Please state how many lines in the records below contain the word "amino", giving only the number.
§ §
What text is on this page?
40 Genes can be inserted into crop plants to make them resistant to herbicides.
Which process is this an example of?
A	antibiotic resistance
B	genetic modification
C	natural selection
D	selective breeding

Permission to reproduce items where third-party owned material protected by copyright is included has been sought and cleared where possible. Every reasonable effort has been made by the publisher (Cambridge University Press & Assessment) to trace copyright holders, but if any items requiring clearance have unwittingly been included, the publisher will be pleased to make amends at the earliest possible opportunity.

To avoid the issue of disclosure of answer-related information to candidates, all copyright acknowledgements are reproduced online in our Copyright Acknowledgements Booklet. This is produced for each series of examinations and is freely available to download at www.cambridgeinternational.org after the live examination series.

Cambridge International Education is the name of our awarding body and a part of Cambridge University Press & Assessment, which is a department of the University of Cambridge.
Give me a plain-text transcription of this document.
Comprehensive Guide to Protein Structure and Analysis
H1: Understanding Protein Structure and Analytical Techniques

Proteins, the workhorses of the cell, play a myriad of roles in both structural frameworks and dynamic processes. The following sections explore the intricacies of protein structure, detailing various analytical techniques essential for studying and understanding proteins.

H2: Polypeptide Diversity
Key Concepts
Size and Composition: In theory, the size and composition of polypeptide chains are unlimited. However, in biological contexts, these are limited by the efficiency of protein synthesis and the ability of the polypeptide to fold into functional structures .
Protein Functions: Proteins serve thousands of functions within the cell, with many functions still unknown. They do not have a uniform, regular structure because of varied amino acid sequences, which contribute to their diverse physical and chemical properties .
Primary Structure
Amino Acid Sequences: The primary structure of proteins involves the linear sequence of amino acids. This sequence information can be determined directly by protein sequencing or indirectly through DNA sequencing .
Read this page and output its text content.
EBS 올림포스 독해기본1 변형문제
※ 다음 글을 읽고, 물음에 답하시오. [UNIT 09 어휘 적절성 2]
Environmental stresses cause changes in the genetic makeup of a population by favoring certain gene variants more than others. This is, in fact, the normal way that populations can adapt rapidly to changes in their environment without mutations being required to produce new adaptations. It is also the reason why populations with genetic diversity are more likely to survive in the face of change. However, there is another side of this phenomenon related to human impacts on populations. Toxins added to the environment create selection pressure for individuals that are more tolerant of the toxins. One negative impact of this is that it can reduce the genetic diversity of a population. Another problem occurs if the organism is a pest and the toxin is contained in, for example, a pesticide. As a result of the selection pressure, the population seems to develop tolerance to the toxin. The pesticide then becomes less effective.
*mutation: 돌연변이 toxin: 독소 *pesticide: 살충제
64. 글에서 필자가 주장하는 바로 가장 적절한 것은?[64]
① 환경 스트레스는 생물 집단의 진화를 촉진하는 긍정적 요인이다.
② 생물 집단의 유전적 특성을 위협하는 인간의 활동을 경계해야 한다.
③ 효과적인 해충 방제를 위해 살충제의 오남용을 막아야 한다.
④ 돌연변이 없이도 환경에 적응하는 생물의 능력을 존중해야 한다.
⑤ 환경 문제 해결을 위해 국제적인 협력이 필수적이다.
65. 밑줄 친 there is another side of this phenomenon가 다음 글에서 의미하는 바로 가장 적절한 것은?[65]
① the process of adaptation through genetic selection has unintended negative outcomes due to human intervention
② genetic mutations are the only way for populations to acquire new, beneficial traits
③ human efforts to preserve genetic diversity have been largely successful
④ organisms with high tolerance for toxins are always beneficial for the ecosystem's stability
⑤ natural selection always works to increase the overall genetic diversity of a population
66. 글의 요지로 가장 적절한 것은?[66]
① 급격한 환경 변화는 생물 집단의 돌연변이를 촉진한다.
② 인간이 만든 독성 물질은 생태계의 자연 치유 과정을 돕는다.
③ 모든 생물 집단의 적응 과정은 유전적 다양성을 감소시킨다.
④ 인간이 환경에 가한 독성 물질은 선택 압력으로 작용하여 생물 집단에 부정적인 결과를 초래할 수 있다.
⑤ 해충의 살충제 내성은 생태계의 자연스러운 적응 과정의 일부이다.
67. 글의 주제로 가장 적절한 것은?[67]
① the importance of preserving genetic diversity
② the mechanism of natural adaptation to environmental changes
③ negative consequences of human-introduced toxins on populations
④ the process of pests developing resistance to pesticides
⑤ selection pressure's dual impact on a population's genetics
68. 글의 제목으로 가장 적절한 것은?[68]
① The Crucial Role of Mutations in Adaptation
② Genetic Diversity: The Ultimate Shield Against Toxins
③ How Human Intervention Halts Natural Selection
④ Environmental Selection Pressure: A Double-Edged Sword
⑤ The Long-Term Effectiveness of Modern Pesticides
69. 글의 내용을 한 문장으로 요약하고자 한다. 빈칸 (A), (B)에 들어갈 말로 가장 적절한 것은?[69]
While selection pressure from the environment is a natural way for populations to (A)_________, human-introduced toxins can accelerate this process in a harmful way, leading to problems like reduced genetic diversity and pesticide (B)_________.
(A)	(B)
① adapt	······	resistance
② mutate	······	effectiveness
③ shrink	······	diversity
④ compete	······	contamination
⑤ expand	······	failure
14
§ §
- _Solution_: 2